*Collected data*:
---*---

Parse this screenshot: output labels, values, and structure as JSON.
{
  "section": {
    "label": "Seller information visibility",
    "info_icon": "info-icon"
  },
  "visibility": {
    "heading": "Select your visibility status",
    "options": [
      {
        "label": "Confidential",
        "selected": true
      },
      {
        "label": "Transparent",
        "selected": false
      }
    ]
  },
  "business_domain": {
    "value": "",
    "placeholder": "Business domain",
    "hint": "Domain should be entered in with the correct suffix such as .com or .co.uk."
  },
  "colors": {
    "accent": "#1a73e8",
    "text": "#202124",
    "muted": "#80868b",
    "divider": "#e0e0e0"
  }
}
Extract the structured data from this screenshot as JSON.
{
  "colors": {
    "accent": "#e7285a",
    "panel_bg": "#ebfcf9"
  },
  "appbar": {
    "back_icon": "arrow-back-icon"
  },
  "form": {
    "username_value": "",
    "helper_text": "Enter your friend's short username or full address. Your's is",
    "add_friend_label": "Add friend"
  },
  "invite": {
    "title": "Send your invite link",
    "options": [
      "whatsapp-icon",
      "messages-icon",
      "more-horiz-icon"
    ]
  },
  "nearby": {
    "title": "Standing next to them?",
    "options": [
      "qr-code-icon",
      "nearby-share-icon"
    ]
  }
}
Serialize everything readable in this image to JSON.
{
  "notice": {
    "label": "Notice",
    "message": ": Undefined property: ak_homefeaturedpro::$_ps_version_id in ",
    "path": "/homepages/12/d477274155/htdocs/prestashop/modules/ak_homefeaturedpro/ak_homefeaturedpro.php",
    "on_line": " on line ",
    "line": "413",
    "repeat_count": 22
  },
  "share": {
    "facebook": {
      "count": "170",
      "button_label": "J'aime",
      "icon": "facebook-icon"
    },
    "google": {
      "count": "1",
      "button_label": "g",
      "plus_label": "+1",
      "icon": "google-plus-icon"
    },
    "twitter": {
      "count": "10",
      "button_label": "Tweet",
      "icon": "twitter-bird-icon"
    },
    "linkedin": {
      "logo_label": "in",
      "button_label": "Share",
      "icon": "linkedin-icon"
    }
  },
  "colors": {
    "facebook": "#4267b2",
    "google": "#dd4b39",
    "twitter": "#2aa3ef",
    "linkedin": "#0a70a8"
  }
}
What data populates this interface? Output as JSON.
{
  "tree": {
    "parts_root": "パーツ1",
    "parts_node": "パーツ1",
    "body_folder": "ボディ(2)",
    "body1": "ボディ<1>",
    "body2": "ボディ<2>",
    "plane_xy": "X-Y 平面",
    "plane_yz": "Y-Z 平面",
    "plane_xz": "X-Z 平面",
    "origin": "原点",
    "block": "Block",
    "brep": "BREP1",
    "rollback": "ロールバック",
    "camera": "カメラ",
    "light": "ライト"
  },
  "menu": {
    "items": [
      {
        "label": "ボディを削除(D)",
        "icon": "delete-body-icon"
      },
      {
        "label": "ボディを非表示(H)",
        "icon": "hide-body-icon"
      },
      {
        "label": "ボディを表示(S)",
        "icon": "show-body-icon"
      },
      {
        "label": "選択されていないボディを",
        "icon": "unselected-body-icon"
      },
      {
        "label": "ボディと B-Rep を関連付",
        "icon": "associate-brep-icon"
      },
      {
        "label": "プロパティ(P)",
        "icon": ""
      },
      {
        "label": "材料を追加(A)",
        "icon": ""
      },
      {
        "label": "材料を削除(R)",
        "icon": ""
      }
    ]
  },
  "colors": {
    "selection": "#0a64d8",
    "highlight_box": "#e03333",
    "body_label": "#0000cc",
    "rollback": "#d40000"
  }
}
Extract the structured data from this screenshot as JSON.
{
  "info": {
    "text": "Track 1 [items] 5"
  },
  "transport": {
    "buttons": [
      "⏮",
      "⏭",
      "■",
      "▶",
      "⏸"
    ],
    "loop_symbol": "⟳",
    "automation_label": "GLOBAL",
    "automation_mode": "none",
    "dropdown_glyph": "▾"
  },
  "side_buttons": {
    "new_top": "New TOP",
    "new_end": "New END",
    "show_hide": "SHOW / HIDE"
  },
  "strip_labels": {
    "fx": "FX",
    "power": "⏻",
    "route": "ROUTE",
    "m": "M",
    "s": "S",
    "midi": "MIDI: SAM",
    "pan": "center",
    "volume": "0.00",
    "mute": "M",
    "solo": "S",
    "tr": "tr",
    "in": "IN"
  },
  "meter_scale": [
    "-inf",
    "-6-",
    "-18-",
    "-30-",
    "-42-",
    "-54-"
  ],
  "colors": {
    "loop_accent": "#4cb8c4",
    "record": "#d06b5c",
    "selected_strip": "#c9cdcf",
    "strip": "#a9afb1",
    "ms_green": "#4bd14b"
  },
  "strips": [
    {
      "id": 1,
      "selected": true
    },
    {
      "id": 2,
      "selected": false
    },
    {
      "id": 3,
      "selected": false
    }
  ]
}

---*---

*WHAT THE TASK ASKS*:
Go through the material above line by line and copy it exactly.

*FINAL RESULT*:
Parse this screenshot: output labels, values, and structure as JSON.
{
  "section": {
    "label": "Seller information visibility",
    "info_icon": "info-icon"
  },
  "visibility": {
    "heading": "Select your visibility status",
    "options": [
      {
        "label": "Confidential",
        "selected": true
      },
      {
        "label": "Transparent",
        "selected": false
      }
    ]
  },
  "business_domain": {
    "value": "",
    "placeholder": "Business domain",
    "hint": "Domain should be entered in with the correct suffix such as .com or .co.uk."
  },
  "colors": {
    "accent": "#1a73e8",
    "text": "#202124",
    "muted": "#80868b",
    "divider": "#e0e0e0"
  }
}
Extract the structured data from this screenshot as JSON.
{
  "colors": {
    "accent": "#e7285a",
    "panel_bg": "#ebfcf9"
  },
  "appbar": {
    "back_icon": "arrow-back-icon"
  },
  "form": {
    "username_value": "",
    "helper_text": "Enter your friend's short username or full address. Your's is",
    "add_friend_label": "Add friend"
  },
  "invite": {
    "title": "Send your invite link",
    "options": [
      "whatsapp-icon",
      "messages-icon",
      "more-horiz-icon"
    ]
  },
  "nearby": {
    "title": "Standing next to them?",
    "options": [
      "qr-code-icon",
      "nearby-share-icon"
    ]
  }
}
Serialize everything readable in this image to JSON.
{
  "notice": {
    "label": "Notice",
    "message": ": Undefined property: ak_homefeaturedpro::$_ps_version_id in ",
    "path": "/homepages/12/d477274155/htdocs/prestashop/modules/ak_homefeaturedpro/ak_homefeaturedpro.php",
    "on_line": " on line ",
    "line": "413",
    "repeat_count": 22
  },
  "share": {
    "facebook": {
      "count": "170",
      "button_label": "J'aime",
      "icon": "facebook-icon"
    },
    "google": {
      "count": "1",
      "button_label": "g",
      "plus_label": "+1",
      "icon": "google-plus-icon"
    },
    "twitter": {
      "count": "10",
      "button_label": "Tweet",
      "icon": "twitter-bird-icon"
    },
    "linkedin": {
      "logo_label": "in",
      "button_label": "Share",
      "icon": "linkedin-icon"
    }
  },
  "colors": {
    "facebook": "#4267b2",
    "google": "#dd4b39",
    "twitter": "#2aa3ef",
    "linkedin": "#0a70a8"
  }
}
What data populates this interface? Output as JSON.
{
  "tree": {
    "parts_root": "パーツ1",
    "parts_node": "パーツ1",
    "body_folder": "ボディ(2)",
    "body1": "ボディ<1>",
    "body2": "ボディ<2>",
    "plane_xy": "X-Y 平面",
    "plane_yz": "Y-Z 平面",
    "plane_xz": "X-Z 平面",
    "origin": "原点",
    "block": "Block",
    "brep": "BREP1",
    "rollback": "ロールバック",
    "camera": "カメラ",
    "light": "ライト"
  },
  "menu": {
    "items": [
      {
        "label": "ボディを削除(D)",
        "icon": "delete-body-icon"
      },
      {
        "label": "ボディを非表示(H)",
        "icon": "hide-body-icon"
      },
      {
        "label": "ボディを表示(S)",
        "icon": "show-body-icon"
      },
      {
        "label": "選択されていないボディを",
        "icon": "unselected-body-icon"
      },
      {
        "label": "ボディと B-Rep を関連付",
        "icon": "associate-brep-icon"
      },
      {
        "label": "プロパティ(P)",
        "icon": ""
      },
      {
        "label": "材料を追加(A)",
        "icon": ""
      },
      {
        "label": "材料を削除(R)",
        "icon": ""
      }
    ]
  },
  "colors": {
    "selection": "#0a64d8",
    "highlight_box": "#e03333",
    "body_label": "#0000cc",
    "rollback": "#d40000"
  }
}
Extract the structured data from this screenshot as JSON.
{
  "info": {
    "text": "Track 1 [items] 5"
  },
  "transport": {
    "buttons": [
      "⏮",
      "⏭",
      "■",
      "▶",
      "⏸"
    ],
    "loop_symbol": "⟳",
    "automation_label": "GLOBAL",
    "automation_mode": "none",
    "dropdown_glyph": "▾"
  },
  "side_buttons": {
    "new_top": "New TOP",
    "new_end": "New END",
    "show_hide": "SHOW / HIDE"
  },
  "strip_labels": {
    "fx": "FX",
    "power": "⏻",
    "route": "ROUTE",
    "m": "M",
    "s": "S",
    "midi": "MIDI: SAM",
    "pan": "center",
    "volume": "0.00",
    "mute": "M",
    "solo": "S",
    "tr": "tr",
    "in": "IN"
  },
  "meter_scale": [
    "-inf",
    "-6-",
    "-18-",
    "-30-",
    "-42-",
    "-54-"
  ],
  "colors": {
    "loop_accent": "#4cb8c4",
    "record": "#d06b5c",
    "selected_strip": "#c9cdcf",
    "strip": "#a9afb1",
    "ms_green": "#4bd14b"
  },
  "strips": [
    {
      "id": 1,
      "selected": true
    },
    {
      "id": 2,
      "selected": false
    },
    {
      "id": 3,
      "selected": false
    }
  ]
}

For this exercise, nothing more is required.